§ Passage for review:

[vlc-devel] Video quality patches for vlc (based on 0.9.8a)

Bryan Moore bmoore at airgain.com
Sat Apr 11 04:33:19 CEST 2009


Thanks for your explanation, Derk! We initially just made the number
bigger as a workaround, then changed to i_buffer, which you observe
seems incorrect. Yet we are playing 10 Mbps HD video over UDP and
observed worse frame loss until making this modification. The
'increaseReceive...' must not have been enough at 65536, to receive a
300K I-frame without loss. If you can point us to the preferred place to
increase the buffer, or reduce the reallocation latency so that we do
not lose video frames, that would be terrific!

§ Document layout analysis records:
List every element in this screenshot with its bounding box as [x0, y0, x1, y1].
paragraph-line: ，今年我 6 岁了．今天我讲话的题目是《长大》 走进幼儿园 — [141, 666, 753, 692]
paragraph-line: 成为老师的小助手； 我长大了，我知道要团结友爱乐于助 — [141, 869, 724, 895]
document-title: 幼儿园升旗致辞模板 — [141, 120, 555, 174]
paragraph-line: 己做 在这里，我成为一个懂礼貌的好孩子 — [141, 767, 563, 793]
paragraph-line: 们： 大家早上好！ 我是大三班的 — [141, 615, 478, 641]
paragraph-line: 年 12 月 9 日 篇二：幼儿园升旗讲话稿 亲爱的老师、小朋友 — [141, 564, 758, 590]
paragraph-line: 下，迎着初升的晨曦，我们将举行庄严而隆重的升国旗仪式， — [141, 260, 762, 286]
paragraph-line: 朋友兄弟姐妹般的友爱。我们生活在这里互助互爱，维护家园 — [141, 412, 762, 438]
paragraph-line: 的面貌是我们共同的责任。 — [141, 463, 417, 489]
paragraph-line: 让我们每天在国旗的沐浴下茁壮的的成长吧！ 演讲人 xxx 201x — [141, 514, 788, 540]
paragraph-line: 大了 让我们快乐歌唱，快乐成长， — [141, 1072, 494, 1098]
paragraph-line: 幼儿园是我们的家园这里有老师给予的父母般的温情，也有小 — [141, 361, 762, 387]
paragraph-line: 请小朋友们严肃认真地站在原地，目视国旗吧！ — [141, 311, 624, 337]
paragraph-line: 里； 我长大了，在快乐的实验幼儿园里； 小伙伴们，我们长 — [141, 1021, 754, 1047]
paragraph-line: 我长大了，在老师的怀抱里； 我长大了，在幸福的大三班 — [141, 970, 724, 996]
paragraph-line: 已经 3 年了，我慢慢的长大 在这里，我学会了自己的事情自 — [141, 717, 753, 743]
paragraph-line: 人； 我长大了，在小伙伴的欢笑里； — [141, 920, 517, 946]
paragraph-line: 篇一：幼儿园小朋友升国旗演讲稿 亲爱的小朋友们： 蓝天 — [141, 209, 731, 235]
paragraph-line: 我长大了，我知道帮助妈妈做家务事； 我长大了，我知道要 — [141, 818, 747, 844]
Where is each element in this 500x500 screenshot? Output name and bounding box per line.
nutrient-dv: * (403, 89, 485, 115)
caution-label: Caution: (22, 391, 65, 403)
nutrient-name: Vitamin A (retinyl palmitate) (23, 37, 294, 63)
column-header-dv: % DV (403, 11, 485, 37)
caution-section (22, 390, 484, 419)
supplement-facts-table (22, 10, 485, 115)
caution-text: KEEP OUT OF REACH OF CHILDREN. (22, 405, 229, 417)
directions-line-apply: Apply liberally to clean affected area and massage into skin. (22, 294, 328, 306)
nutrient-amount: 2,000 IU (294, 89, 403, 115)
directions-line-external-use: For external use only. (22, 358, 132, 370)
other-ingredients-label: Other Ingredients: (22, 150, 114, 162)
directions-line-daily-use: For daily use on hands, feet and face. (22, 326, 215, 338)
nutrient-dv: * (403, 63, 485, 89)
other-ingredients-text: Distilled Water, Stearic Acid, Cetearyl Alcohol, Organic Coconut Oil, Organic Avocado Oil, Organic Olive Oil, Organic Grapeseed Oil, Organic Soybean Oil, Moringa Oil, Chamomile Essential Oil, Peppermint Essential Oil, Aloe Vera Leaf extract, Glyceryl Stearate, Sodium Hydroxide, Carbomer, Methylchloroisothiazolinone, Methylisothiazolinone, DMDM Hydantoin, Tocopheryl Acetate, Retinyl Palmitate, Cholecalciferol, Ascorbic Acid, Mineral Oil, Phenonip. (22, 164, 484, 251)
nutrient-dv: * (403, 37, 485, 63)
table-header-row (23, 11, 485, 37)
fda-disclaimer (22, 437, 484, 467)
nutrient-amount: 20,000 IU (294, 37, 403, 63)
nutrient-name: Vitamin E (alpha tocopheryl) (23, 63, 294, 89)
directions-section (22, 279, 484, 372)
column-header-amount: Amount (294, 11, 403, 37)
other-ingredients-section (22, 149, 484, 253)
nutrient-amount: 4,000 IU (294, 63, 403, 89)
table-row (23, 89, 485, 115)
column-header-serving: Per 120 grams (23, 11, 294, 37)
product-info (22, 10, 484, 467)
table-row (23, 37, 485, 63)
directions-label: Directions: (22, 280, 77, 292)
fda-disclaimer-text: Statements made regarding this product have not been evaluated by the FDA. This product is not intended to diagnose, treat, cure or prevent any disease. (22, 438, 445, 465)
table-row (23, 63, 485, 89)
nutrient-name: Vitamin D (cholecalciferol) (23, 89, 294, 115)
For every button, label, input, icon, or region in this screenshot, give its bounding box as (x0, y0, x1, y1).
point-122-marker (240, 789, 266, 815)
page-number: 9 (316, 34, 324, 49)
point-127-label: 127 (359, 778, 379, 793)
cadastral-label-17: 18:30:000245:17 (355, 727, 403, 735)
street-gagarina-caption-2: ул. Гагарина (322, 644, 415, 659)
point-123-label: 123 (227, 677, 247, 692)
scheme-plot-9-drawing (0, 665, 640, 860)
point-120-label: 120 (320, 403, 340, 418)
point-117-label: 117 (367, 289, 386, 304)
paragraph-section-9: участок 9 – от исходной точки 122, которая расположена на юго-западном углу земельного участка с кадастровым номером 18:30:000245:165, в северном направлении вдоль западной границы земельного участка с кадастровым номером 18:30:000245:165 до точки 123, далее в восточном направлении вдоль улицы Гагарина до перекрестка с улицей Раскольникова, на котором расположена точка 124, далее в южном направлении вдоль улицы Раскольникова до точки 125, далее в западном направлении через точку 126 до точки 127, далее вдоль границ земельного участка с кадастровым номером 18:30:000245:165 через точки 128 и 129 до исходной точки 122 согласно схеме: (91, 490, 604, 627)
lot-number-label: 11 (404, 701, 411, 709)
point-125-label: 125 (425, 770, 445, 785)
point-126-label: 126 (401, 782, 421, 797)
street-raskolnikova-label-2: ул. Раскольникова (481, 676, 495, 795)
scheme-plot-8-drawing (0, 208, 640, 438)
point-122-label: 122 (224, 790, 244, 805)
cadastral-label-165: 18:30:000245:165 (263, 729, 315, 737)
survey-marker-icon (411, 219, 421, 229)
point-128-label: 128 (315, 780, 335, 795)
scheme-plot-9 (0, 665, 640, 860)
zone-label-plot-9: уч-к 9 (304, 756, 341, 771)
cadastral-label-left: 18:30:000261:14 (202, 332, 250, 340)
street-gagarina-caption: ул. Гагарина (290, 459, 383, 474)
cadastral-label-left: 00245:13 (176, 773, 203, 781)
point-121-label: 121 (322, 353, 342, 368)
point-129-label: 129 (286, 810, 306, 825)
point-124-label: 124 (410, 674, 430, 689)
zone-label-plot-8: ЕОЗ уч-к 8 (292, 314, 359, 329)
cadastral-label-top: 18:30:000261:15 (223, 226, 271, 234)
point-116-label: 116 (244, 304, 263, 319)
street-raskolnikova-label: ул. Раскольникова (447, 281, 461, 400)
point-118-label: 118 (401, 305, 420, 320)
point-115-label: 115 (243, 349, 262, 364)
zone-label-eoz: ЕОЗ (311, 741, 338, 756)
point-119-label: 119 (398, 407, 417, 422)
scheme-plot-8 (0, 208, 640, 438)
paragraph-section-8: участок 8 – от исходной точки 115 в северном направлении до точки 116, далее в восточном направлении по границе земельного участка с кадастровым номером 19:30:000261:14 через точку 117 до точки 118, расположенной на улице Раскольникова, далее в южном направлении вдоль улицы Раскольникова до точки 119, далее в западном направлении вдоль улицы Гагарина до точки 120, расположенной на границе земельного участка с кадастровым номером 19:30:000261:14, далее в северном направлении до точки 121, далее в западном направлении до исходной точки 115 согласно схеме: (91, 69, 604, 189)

§ Problems to solve:
a. According to the mailing list message about video quality patches for vlc, at what bitrate is the HD video being played over UDP?
b. Carry on the mailing list message about video frame loss in vlc, starting after its final sentence.
The records have no connection to the text.

§ Task answers:
a. 10 Mbps.

b.
Bob's detailed response follows the context below:

Regards,
Bryan

Subject: Re: Derk-Jan Hartman on i_buffer vs hardcoded '65536' size
[ Video quality patches for vlc (based on 0.9.8a) ]

On April 10, 2009 6:29 AM Derk-Jan Hartman wrote:
> To: Mailing list for VLC media player developers
> Subject: Re: [vlc-devel] Video quality patches for vlc (based on
0.9.8a)
> 
> On 9 apr 2009, at 20:09, Bryan Moore Airgain wrote:
>> FIX #1: frame buffer size
>>
>> modules/demux/live555.cpp file, function 'SessionsSetup',  
>> assignments to 'tk->' members: use 'i_buffer' in lieu of hard-coded
>> 65536 for initial buffer size.
>>
>>   // Airgain begin - increase video buffer to 'i_buffer' bytes (see  
>> above)
>>   // tk->i_buffer = 65536;
>>   // tk->p_buffer = (uint8_t *)malloc( 65536 );
>>   tk->i_buffer = i_buffer;
>>   tk->p_buffer = (uint8_t *)malloc( i_buffer );
>>   // Airgain end
> 
> This seems incorrect. The i_buffer variable holds the value of the  
> what liveMedia should buffer internally (increaseReceiveBufferTo() ) ,

> it does not represent the size of the buffer (tk->p_buffer) in which  
> the results of liveMedia are passed to VLC.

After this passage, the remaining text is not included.